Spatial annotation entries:
::::

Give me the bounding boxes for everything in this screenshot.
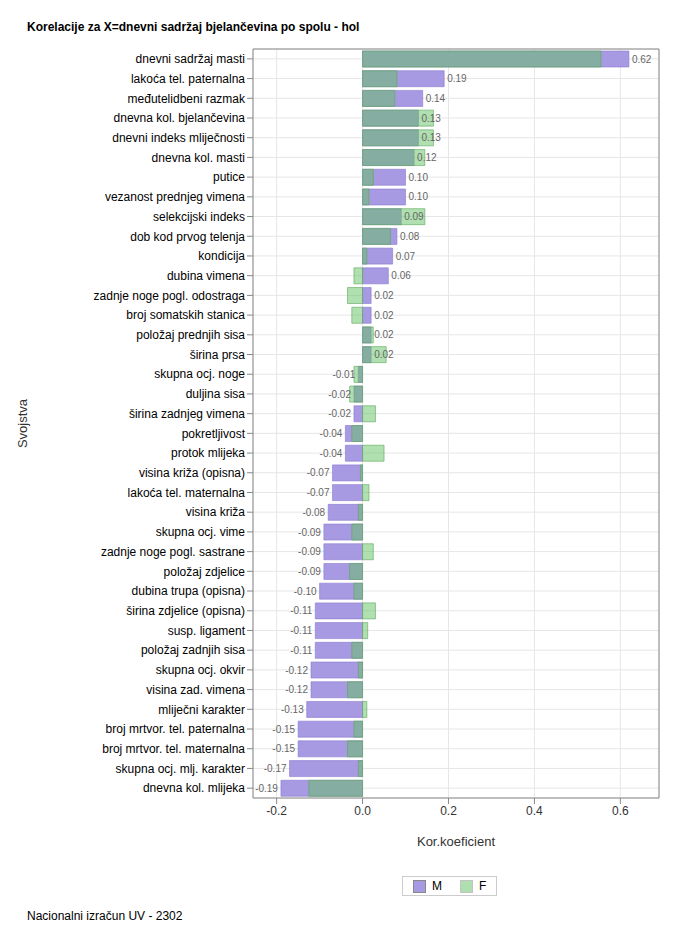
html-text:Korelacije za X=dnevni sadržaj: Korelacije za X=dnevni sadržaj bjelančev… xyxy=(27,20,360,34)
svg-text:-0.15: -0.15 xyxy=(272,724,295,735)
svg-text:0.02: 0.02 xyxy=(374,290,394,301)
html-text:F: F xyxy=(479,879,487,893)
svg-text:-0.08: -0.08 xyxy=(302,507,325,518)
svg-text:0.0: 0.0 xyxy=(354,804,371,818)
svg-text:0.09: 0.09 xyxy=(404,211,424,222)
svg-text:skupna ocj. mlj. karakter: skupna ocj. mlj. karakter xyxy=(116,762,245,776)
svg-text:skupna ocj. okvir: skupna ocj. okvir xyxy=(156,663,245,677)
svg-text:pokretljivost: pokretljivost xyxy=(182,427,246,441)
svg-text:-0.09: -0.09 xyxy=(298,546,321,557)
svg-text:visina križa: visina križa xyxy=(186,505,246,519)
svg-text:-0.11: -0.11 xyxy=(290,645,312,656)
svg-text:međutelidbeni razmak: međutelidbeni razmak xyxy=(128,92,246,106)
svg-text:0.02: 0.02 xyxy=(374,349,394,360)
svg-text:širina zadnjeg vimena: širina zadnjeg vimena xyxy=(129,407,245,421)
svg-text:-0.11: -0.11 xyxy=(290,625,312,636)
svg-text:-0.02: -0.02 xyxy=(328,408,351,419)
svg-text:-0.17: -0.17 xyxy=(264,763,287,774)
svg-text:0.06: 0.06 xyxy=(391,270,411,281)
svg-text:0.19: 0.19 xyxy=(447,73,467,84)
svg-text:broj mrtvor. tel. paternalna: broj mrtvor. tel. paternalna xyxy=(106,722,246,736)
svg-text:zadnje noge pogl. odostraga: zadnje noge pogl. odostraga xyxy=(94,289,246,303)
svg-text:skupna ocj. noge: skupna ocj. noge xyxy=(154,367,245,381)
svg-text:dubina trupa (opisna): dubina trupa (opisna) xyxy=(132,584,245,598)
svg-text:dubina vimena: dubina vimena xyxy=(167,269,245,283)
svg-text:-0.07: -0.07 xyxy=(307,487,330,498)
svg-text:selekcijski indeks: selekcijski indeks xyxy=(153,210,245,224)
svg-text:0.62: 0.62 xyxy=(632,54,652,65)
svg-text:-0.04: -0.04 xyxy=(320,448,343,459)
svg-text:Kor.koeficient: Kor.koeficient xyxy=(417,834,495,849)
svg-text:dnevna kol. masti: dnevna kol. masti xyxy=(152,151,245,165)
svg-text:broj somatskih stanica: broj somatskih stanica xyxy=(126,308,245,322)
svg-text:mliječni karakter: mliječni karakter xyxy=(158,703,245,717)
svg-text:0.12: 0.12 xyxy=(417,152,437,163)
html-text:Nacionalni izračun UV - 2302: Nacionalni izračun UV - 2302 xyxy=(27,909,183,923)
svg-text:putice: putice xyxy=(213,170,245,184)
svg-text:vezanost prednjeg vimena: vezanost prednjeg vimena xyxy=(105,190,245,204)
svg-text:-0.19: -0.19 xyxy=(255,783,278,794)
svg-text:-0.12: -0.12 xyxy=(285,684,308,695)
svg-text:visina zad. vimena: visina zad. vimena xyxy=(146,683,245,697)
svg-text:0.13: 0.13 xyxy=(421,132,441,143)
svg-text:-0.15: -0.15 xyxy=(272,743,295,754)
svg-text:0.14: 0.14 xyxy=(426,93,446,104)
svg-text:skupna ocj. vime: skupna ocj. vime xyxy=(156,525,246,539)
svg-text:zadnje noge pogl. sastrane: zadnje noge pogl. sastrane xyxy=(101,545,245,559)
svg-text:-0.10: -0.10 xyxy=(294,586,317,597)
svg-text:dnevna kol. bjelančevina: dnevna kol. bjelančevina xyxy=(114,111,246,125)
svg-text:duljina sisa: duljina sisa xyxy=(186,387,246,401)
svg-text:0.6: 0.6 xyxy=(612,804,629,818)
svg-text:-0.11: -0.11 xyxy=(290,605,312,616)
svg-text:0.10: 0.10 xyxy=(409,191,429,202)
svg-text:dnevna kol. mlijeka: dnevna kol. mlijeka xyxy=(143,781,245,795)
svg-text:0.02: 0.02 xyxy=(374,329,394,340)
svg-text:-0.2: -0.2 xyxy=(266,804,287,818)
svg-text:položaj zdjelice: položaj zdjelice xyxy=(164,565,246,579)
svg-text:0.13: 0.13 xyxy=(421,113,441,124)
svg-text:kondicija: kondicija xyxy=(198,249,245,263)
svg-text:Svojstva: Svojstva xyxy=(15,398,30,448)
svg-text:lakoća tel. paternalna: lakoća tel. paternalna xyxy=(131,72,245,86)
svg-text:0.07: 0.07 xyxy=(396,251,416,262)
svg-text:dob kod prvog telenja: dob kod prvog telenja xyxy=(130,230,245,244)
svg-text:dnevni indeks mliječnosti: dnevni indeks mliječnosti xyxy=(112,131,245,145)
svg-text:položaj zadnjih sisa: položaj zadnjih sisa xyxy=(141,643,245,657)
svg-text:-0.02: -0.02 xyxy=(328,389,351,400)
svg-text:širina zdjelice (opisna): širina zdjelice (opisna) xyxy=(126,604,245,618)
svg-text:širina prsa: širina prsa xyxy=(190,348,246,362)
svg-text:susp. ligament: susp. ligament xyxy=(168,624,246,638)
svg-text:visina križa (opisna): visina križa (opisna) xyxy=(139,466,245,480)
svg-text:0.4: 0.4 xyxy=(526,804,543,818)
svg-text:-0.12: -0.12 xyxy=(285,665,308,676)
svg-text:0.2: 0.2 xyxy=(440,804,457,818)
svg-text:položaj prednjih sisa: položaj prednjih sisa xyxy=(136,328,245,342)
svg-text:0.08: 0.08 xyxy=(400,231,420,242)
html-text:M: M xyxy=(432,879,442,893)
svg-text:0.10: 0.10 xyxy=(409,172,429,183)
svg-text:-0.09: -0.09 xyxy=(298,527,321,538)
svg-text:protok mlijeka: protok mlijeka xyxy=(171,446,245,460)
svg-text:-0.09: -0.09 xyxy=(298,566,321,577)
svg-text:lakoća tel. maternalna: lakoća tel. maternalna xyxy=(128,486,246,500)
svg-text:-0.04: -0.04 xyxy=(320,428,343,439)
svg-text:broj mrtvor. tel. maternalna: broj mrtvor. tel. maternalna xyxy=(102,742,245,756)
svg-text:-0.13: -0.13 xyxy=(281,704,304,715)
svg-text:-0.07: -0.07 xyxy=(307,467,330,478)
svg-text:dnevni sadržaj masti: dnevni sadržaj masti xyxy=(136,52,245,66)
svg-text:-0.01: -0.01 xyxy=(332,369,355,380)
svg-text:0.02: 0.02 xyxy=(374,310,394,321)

::::

Quote the entire listing above word for word, leaving out the pictures.

Give me the bounding boxes for everything in this screenshot.
html-text:Korelacije za X=dnevni sadržaj: Korelacije za X=dnevni sadržaj bjelančev… xyxy=(27,20,360,34)
svg-text:-0.15: -0.15 xyxy=(272,724,295,735)
svg-text:0.02: 0.02 xyxy=(374,290,394,301)
html-text:F: F xyxy=(479,879,487,893)
svg-text:-0.08: -0.08 xyxy=(302,507,325,518)
svg-text:0.0: 0.0 xyxy=(354,804,371,818)
svg-text:0.09: 0.09 xyxy=(404,211,424,222)
svg-text:skupna ocj. mlj. karakter: skupna ocj. mlj. karakter xyxy=(116,762,245,776)
svg-text:skupna ocj. okvir: skupna ocj. okvir xyxy=(156,663,245,677)
svg-text:pokretljivost: pokretljivost xyxy=(182,427,246,441)
svg-text:-0.09: -0.09 xyxy=(298,546,321,557)
svg-text:visina križa: visina križa xyxy=(186,505,246,519)
svg-text:-0.11: -0.11 xyxy=(290,645,312,656)
svg-text:međutelidbeni razmak: međutelidbeni razmak xyxy=(128,92,246,106)
svg-text:0.02: 0.02 xyxy=(374,349,394,360)
svg-text:širina zadnjeg vimena: širina zadnjeg vimena xyxy=(129,407,245,421)
svg-text:-0.11: -0.11 xyxy=(290,625,312,636)
svg-text:-0.02: -0.02 xyxy=(328,408,351,419)
svg-text:-0.17: -0.17 xyxy=(264,763,287,774)
svg-text:0.06: 0.06 xyxy=(391,270,411,281)
svg-text:0.19: 0.19 xyxy=(447,73,467,84)
svg-text:broj mrtvor. tel. paternalna: broj mrtvor. tel. paternalna xyxy=(106,722,246,736)
svg-text:zadnje noge pogl. odostraga: zadnje noge pogl. odostraga xyxy=(94,289,246,303)
svg-text:skupna ocj. noge: skupna ocj. noge xyxy=(154,367,245,381)
svg-text:dubina trupa (opisna): dubina trupa (opisna) xyxy=(132,584,245,598)
svg-text:dubina vimena: dubina vimena xyxy=(167,269,245,283)
svg-text:-0.07: -0.07 xyxy=(307,487,330,498)
svg-text:selekcijski indeks: selekcijski indeks xyxy=(153,210,245,224)
svg-text:0.62: 0.62 xyxy=(632,54,652,65)
svg-text:-0.04: -0.04 xyxy=(320,448,343,459)
svg-text:Kor.koeficient: Kor.koeficient xyxy=(417,834,495,849)
svg-text:dnevna kol. masti: dnevna kol. masti xyxy=(152,151,245,165)
svg-text:broj somatskih stanica: broj somatskih stanica xyxy=(126,308,245,322)
svg-text:mliječni karakter: mliječni karakter xyxy=(158,703,245,717)
svg-text:0.12: 0.12 xyxy=(417,152,437,163)
html-text:Nacionalni izračun UV - 2302: Nacionalni izračun UV - 2302 xyxy=(27,909,183,923)
svg-text:putice: putice xyxy=(213,170,245,184)
svg-text:vezanost prednjeg vimena: vezanost prednjeg vimena xyxy=(105,190,245,204)
svg-text:-0.19: -0.19 xyxy=(255,783,278,794)
svg-text:-0.12: -0.12 xyxy=(285,684,308,695)
svg-text:visina zad. vimena: visina zad. vimena xyxy=(146,683,245,697)
svg-text:0.13: 0.13 xyxy=(421,132,441,143)
svg-text:-0.15: -0.15 xyxy=(272,743,295,754)
svg-text:0.14: 0.14 xyxy=(426,93,446,104)
svg-text:skupna ocj. vime: skupna ocj. vime xyxy=(156,525,246,539)
svg-text:zadnje noge pogl. sastrane: zadnje noge pogl. sastrane xyxy=(101,545,245,559)
svg-text:-0.10: -0.10 xyxy=(294,586,317,597)
svg-text:dnevna kol. bjelančevina: dnevna kol. bjelančevina xyxy=(114,111,246,125)
svg-text:duljina sisa: duljina sisa xyxy=(186,387,246,401)
svg-text:0.6: 0.6 xyxy=(612,804,629,818)
svg-text:-0.11: -0.11 xyxy=(290,605,312,616)
svg-text:0.10: 0.10 xyxy=(409,191,429,202)
svg-text:dnevna kol. mlijeka: dnevna kol. mlijeka xyxy=(143,781,245,795)
svg-text:0.02: 0.02 xyxy=(374,329,394,340)
svg-text:-0.2: -0.2 xyxy=(266,804,287,818)
svg-text:položaj zdjelice: položaj zdjelice xyxy=(164,565,246,579)
svg-text:0.13: 0.13 xyxy=(421,113,441,124)
svg-text:kondicija: kondicija xyxy=(198,249,245,263)
svg-text:Svojstva: Svojstva xyxy=(15,398,30,448)
svg-text:lakoća tel. paternalna: lakoća tel. paternalna xyxy=(131,72,245,86)
svg-text:0.07: 0.07 xyxy=(396,251,416,262)
svg-text:dob kod prvog telenja: dob kod prvog telenja xyxy=(130,230,245,244)
svg-text:dnevni indeks mliječnosti: dnevni indeks mliječnosti xyxy=(112,131,245,145)
svg-text:položaj zadnjih sisa: položaj zadnjih sisa xyxy=(141,643,245,657)
svg-text:-0.02: -0.02 xyxy=(328,389,351,400)
svg-text:širina zdjelice (opisna): širina zdjelice (opisna) xyxy=(126,604,245,618)
svg-text:širina prsa: širina prsa xyxy=(190,348,246,362)
svg-text:susp. ligament: susp. ligament xyxy=(168,624,246,638)
svg-text:visina križa (opisna): visina križa (opisna) xyxy=(139,466,245,480)
svg-text:0.4: 0.4 xyxy=(526,804,543,818)
svg-text:-0.12: -0.12 xyxy=(285,665,308,676)
svg-text:0.2: 0.2 xyxy=(440,804,457,818)
svg-text:položaj prednjih sisa: položaj prednjih sisa xyxy=(136,328,245,342)
svg-text:0.08: 0.08 xyxy=(400,231,420,242)
html-text:M: M xyxy=(432,879,442,893)
svg-text:0.10: 0.10 xyxy=(409,172,429,183)
svg-text:-0.09: -0.09 xyxy=(298,527,321,538)
svg-text:protok mlijeka: protok mlijeka xyxy=(171,446,245,460)
svg-text:-0.09: -0.09 xyxy=(298,566,321,577)
svg-text:lakoća tel. maternalna: lakoća tel. maternalna xyxy=(128,486,246,500)
svg-text:-0.04: -0.04 xyxy=(320,428,343,439)
svg-text:broj mrtvor. tel. maternalna: broj mrtvor. tel. maternalna xyxy=(102,742,245,756)
svg-text:-0.13: -0.13 xyxy=(281,704,304,715)
svg-text:-0.07: -0.07 xyxy=(307,467,330,478)
svg-text:dnevni sadržaj masti: dnevni sadržaj masti xyxy=(136,52,245,66)
svg-text:-0.01: -0.01 xyxy=(332,369,355,380)
svg-text:0.02: 0.02 xyxy=(374,310,394,321)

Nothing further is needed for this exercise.